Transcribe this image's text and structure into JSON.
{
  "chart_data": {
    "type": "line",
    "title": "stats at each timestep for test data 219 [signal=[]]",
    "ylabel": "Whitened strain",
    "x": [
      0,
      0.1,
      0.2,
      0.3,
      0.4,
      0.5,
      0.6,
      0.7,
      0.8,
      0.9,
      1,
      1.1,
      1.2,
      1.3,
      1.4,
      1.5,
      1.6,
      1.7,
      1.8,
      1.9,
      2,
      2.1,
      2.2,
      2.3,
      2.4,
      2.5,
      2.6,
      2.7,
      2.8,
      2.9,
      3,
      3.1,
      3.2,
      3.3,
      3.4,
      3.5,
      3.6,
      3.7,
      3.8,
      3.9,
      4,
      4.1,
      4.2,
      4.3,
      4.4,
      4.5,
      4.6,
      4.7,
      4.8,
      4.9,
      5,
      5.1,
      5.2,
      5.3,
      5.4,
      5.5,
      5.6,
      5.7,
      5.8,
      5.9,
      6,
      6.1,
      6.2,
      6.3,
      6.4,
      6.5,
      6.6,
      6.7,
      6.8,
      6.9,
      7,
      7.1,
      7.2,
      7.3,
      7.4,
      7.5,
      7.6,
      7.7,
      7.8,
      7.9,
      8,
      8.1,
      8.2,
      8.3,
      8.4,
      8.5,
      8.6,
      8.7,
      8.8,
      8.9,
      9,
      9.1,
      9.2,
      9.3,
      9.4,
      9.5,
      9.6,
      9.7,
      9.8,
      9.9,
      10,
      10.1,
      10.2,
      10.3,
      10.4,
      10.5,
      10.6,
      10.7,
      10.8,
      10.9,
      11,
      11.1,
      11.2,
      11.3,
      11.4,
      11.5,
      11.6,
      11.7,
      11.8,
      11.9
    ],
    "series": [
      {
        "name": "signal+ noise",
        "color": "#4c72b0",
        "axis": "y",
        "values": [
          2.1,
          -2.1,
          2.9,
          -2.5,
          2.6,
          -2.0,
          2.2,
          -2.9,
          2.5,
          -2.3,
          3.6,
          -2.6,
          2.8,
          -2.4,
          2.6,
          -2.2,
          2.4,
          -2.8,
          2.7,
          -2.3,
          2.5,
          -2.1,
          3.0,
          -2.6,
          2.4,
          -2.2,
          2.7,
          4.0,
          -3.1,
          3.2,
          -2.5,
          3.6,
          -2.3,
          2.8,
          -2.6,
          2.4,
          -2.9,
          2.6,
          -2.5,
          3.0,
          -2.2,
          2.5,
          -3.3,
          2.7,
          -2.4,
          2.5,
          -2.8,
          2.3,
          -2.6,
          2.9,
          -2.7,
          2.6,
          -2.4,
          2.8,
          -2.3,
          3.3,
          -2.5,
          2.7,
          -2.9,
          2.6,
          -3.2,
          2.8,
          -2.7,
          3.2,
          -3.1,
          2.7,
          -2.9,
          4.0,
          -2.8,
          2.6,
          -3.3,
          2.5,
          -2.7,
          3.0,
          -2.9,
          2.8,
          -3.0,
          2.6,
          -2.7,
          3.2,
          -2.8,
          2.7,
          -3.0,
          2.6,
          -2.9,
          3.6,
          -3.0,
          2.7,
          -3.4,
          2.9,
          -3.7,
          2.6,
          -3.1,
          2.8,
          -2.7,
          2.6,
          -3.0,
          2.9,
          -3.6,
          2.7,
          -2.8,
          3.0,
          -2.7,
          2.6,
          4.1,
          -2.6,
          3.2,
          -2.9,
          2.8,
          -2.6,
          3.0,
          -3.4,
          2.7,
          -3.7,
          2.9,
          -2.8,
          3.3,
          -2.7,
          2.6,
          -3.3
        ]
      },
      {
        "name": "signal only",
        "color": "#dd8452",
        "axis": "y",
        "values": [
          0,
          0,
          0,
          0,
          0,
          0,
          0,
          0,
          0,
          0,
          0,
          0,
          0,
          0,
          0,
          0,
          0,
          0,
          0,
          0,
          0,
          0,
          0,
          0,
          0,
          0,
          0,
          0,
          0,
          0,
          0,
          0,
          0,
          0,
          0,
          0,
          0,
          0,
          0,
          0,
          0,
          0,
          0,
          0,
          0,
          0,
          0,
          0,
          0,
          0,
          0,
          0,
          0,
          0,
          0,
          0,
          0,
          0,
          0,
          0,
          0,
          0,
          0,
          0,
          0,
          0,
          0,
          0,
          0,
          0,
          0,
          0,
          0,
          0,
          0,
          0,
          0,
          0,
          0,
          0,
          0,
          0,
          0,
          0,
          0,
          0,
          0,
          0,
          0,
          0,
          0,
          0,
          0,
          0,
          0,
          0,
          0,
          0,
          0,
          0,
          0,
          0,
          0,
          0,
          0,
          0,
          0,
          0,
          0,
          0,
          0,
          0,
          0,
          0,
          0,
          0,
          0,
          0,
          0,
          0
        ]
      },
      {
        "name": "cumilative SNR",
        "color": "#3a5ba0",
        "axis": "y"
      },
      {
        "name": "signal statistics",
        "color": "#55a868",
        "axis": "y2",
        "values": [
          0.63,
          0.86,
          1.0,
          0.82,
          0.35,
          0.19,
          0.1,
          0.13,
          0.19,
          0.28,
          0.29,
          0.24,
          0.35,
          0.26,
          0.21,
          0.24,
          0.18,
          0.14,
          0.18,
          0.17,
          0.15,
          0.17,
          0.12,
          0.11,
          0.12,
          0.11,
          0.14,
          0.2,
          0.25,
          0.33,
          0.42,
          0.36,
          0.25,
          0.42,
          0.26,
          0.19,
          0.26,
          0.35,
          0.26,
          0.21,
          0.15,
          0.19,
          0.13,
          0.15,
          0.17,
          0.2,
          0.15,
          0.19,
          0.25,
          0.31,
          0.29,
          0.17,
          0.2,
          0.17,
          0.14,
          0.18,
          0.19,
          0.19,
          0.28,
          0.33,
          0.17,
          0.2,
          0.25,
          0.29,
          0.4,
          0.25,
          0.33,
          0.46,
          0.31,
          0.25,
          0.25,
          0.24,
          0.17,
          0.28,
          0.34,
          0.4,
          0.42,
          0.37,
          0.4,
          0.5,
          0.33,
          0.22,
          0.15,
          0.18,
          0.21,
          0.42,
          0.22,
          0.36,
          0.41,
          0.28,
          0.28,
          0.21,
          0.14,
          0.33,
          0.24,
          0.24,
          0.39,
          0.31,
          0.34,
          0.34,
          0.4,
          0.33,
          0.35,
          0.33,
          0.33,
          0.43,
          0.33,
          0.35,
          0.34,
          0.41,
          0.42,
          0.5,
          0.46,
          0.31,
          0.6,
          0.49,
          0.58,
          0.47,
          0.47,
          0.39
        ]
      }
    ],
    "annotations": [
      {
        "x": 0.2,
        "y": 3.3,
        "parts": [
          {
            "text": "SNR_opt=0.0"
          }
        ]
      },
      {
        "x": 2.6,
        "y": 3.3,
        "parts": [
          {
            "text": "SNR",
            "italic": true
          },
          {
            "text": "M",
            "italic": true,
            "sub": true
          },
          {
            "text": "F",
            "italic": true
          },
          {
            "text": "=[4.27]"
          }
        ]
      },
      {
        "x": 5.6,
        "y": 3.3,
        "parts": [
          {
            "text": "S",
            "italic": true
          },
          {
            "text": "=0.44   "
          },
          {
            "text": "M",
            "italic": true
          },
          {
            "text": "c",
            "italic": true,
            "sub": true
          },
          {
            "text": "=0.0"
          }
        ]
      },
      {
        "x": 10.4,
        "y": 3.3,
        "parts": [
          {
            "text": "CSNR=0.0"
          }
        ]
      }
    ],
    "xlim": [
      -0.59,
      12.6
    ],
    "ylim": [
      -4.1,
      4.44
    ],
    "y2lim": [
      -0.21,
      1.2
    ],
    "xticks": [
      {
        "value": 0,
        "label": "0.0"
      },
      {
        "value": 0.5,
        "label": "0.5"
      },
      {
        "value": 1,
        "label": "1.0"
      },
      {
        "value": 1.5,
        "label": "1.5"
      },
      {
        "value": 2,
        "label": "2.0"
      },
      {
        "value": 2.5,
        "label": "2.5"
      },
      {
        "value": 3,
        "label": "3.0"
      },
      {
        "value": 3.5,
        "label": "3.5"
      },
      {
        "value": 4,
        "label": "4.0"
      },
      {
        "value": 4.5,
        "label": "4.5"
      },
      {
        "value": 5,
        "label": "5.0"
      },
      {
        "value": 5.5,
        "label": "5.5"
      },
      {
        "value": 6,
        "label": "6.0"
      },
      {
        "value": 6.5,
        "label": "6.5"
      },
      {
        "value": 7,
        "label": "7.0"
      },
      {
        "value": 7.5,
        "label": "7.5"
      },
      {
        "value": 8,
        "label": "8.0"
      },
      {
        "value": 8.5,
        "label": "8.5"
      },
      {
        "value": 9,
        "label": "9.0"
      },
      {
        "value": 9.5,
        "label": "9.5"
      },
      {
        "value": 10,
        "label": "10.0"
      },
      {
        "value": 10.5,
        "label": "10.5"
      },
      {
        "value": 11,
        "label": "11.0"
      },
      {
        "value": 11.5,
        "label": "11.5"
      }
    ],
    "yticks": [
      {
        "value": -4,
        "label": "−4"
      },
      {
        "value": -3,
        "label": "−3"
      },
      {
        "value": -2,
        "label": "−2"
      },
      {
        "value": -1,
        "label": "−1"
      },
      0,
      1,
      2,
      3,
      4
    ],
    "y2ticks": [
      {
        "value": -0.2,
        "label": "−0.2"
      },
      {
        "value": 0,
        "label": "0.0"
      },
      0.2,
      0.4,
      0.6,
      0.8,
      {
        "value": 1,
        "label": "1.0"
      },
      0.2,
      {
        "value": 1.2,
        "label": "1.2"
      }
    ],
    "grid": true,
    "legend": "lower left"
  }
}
--------------------
§ What the task asks
Find all lines where the word "color" appears. Copy them.

§ Exercise solution
        "color": "#4c72b0",
        "color": "#dd8452",
        "color": "#3a5ba0",
        "color": "#55a868",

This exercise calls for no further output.